**** EXERCISE MATERIALS ****

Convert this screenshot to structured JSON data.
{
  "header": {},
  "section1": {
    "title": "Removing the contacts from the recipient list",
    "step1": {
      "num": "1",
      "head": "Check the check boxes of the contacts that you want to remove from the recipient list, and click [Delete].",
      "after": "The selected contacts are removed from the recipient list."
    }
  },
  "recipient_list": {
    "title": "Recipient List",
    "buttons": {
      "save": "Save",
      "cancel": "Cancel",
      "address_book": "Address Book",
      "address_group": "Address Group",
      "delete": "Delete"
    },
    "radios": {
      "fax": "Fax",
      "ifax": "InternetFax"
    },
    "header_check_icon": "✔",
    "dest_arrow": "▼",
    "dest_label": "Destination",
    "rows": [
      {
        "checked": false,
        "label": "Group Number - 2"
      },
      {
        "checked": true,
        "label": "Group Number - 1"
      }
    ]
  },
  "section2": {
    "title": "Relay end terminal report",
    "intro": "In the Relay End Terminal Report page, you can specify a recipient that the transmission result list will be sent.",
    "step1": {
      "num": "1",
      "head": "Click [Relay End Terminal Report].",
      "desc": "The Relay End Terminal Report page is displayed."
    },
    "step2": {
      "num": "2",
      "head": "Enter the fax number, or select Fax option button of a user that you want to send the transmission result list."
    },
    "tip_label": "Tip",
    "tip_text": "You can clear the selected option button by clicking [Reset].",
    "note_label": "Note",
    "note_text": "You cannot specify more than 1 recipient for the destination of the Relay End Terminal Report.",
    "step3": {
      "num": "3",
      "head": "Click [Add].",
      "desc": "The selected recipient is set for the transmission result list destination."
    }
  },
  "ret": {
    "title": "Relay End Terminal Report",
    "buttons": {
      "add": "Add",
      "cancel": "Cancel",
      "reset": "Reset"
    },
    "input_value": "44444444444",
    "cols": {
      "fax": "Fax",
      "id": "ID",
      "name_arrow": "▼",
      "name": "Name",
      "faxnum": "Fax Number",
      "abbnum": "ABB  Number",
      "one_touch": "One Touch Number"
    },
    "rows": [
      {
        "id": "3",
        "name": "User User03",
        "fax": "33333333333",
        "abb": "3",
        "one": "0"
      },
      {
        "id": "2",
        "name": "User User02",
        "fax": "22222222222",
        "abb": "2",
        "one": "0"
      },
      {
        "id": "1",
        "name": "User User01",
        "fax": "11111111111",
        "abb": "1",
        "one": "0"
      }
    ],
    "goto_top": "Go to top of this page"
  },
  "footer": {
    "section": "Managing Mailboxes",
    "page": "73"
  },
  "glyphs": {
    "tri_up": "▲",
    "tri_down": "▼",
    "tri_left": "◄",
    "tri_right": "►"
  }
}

****

** WHAT YOU NEED TO DO **
Above are the records; retype them all without a single difference.

** THE OUTPUT **
Convert this screenshot to structured JSON data.
{
  "header": {},
  "section1": {
    "title": "Removing the contacts from the recipient list",
    "step1": {
      "num": "1",
      "head": "Check the check boxes of the contacts that you want to remove from the recipient list, and click [Delete].",
      "after": "The selected contacts are removed from the recipient list."
    }
  },
  "recipient_list": {
    "title": "Recipient List",
    "buttons": {
      "save": "Save",
      "cancel": "Cancel",
      "address_book": "Address Book",
      "address_group": "Address Group",
      "delete": "Delete"
    },
    "radios": {
      "fax": "Fax",
      "ifax": "InternetFax"
    },
    "header_check_icon": "✔",
    "dest_arrow": "▼",
    "dest_label": "Destination",
    "rows": [
      {
        "checked": false,
        "label": "Group Number - 2"
      },
      {
        "checked": true,
        "label": "Group Number - 1"
      }
    ]
  },
  "section2": {
    "title": "Relay end terminal report",
    "intro": "In the Relay End Terminal Report page, you can specify a recipient that the transmission result list will be sent.",
    "step1": {
      "num": "1",
      "head": "Click [Relay End Terminal Report].",
      "desc": "The Relay End Terminal Report page is displayed."
    },
    "step2": {
      "num": "2",
      "head": "Enter the fax number, or select Fax option button of a user that you want to send the transmission result list."
    },
    "tip_label": "Tip",
    "tip_text": "You can clear the selected option button by clicking [Reset].",
    "note_label": "Note",
    "note_text": "You cannot specify more than 1 recipient for the destination of the Relay End Terminal Report.",
    "step3": {
      "num": "3",
      "head": "Click [Add].",
      "desc": "The selected recipient is set for the transmission result list destination."
    }
  },
  "ret": {
    "title": "Relay End Terminal Report",
    "buttons": {
      "add": "Add",
      "cancel": "Cancel",
      "reset": "Reset"
    },
    "input_value": "44444444444",
    "cols": {
      "fax": "Fax",
      "id": "ID",
      "name_arrow": "▼",
      "name": "Name",
      "faxnum": "Fax Number",
      "abbnum": "ABB  Number",
      "one_touch": "One Touch Number"
    },
    "rows": [
      {
        "id": "3",
        "name": "User User03",
        "fax": "33333333333",
        "abb": "3",
        "one": "0"
      },
      {
        "id": "2",
        "name": "User User02",
        "fax": "22222222222",
        "abb": "2",
        "one": "0"
      },
      {
        "id": "1",
        "name": "User User01",
        "fax": "11111111111",
        "abb": "1",
        "one": "0"
      }
    ],
    "goto_top": "Go to top of this page"
  },
  "footer": {
    "section": "Managing Mailboxes",
    "page": "73"
  },
  "glyphs": {
    "tri_up": "▲",
    "tri_down": "▼",
    "tri_left": "◄",
    "tri_right": "►"
  }
}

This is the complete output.